* Your goal *
Exactly reproduce all the records, keeping pictures out of the copy.

* Extracted material *

<<<<

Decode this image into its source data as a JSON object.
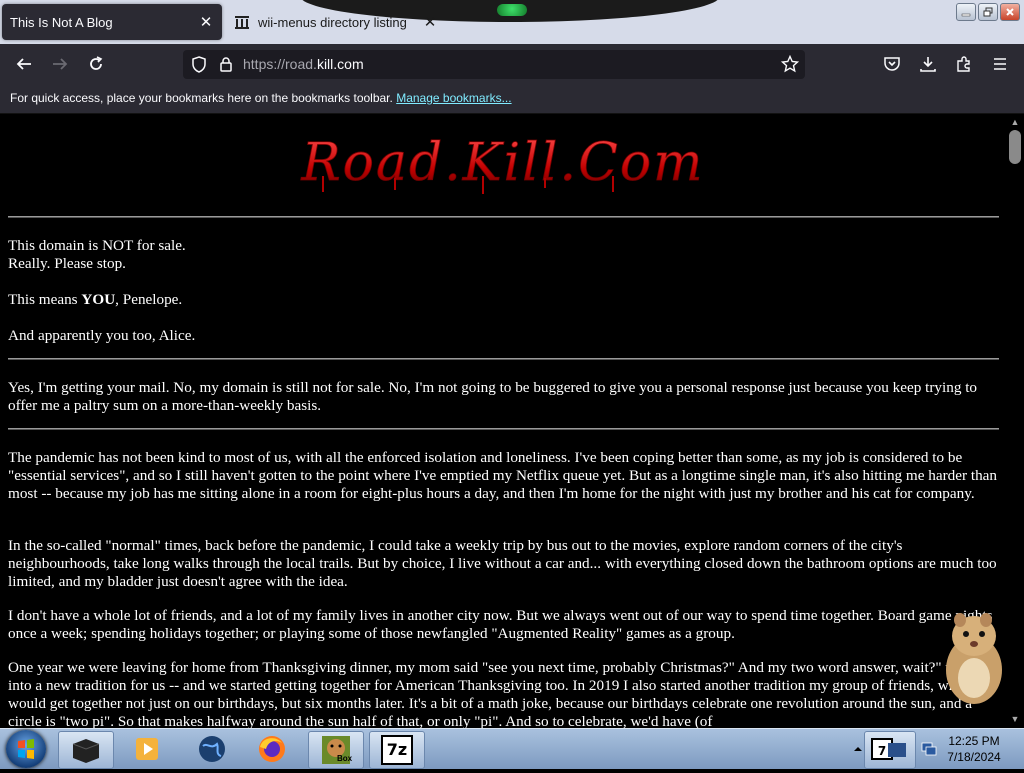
{
  "browser": {
    "tabs": [
      {
        "label": "This Is Not A Blog",
        "active": true
      },
      {
        "label": "wii-menus directory listing",
        "active": false
      }
    ],
    "url": {
      "prefix": "https://road.",
      "domain": "kill.com"
    },
    "bookmarks_bar": {
      "message": "For quick access, place your bookmarks here on the bookmarks toolbar.",
      "link": "Manage bookmarks..."
    }
  },
  "page": {
    "logo_text": "Road.Kill.Com",
    "para1_line1": "This domain is NOT for sale.",
    "para1_line2": "Really. Please stop.",
    "para2_pre": "This means ",
    "para2_bold": "YOU",
    "para2_post": ", Penelope.",
    "para3": "And apparently you too, Alice.",
    "para4": "Yes, I'm getting your mail. No, my domain is still not for sale. No, I'm not going to be buggered to give you a personal response just because you keep trying to offer me a paltry sum on a more-than-weekly basis.",
    "para5": "The pandemic has not been kind to most of us, with all the enforced isolation and loneliness. I've been coping better than some, as my job is considered to be \"essential services\", and so I still haven't gotten to the point where I've emptied my Netflix queue yet. But as a longtime single man, it's also hitting me harder than most -- because my job has me sitting alone in a room for eight-plus hours a day, and then I'm home for the night with just my brother and his cat for company.",
    "para6": "In the so-called \"normal\" times, back before the pandemic, I could take a weekly trip by bus out to the movies, explore random corners of the city's neighbourhoods, take long walks through the local trails. But by choice, I live without a car and... with everything closed down the bathroom options are much too limited, and my bladder just doesn't agree with the idea.",
    "para7": "I don't have a whole lot of friends, and a lot of my family lives in another city now. But we always went out of our way to spend time together. Board game nights once a week; spending holidays together; or playing some of those newfangled \"Augmented Reality\" games as a group.",
    "para8": "One year we were leaving for home from Thanksgiving dinner, my mom said \"see you next time, probably Christmas?\" And my two word answer, wait?\" turned into a new tradition for us -- and we started getting together for American Thanksgiving too. In 2019 I also started another tradition my group of friends, where we would get together not just on our birthdays, but six months later. It's a bit of a math joke, because our birthdays celebrate one revolution around the sun, and a circle is \"two pi\". So that makes halfway around the sun half of that, or only \"pi\". And so to celebrate, we'd have (of"
  },
  "taskbar": {
    "time": "12:25 PM",
    "date": "7/18/2024",
    "box_label": "Box",
    "sevenzip_label": "7z"
  }
}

>>>>

* Task result *
Decode this image into its source data as a JSON object.
{
  "browser": {
    "tabs": [
      {
        "label": "This Is Not A Blog",
        "active": true
      },
      {
        "label": "wii-menus directory listing",
        "active": false
      }
    ],
    "url": {
      "prefix": "https://road.",
      "domain": "kill.com"
    },
    "bookmarks_bar": {
      "message": "For quick access, place your bookmarks here on the bookmarks toolbar.",
      "link": "Manage bookmarks..."
    }
  },
  "page": {
    "logo_text": "Road.Kill.Com",
    "para1_line1": "This domain is NOT for sale.",
    "para1_line2": "Really. Please stop.",
    "para2_pre": "This means ",
    "para2_bold": "YOU",
    "para2_post": ", Penelope.",
    "para3": "And apparently you too, Alice.",
    "para4": "Yes, I'm getting your mail. No, my domain is still not for sale. No, I'm not going to be buggered to give you a personal response just because you keep trying to offer me a paltry sum on a more-than-weekly basis.",
    "para5": "The pandemic has not been kind to most of us, with all the enforced isolation and loneliness. I've been coping better than some, as my job is considered to be \"essential services\", and so I still haven't gotten to the point where I've emptied my Netflix queue yet. But as a longtime single man, it's also hitting me harder than most -- because my job has me sitting alone in a room for eight-plus hours a day, and then I'm home for the night with just my brother and his cat for company.",
    "para6": "In the so-called \"normal\" times, back before the pandemic, I could take a weekly trip by bus out to the movies, explore random corners of the city's neighbourhoods, take long walks through the local trails. But by choice, I live without a car and... with everything closed down the bathroom options are much too limited, and my bladder just doesn't agree with the idea.",
    "para7": "I don't have a whole lot of friends, and a lot of my family lives in another city now. But we always went out of our way to spend time together. Board game nights once a week; spending holidays together; or playing some of those newfangled \"Augmented Reality\" games as a group.",
    "para8": "One year we were leaving for home from Thanksgiving dinner, my mom said \"see you next time, probably Christmas?\" And my two word answer, wait?\" turned into a new tradition for us -- and we started getting together for American Thanksgiving too. In 2019 I also started another tradition my group of friends, where we would get together not just on our birthdays, but six months later. It's a bit of a math joke, because our birthdays celebrate one revolution around the sun, and a circle is \"two pi\". So that makes halfway around the sun half of that, or only \"pi\". And so to celebrate, we'd have (of"
  },
  "taskbar": {
    "time": "12:25 PM",
    "date": "7/18/2024",
    "box_label": "Box",
    "sevenzip_label": "7z"
  }
}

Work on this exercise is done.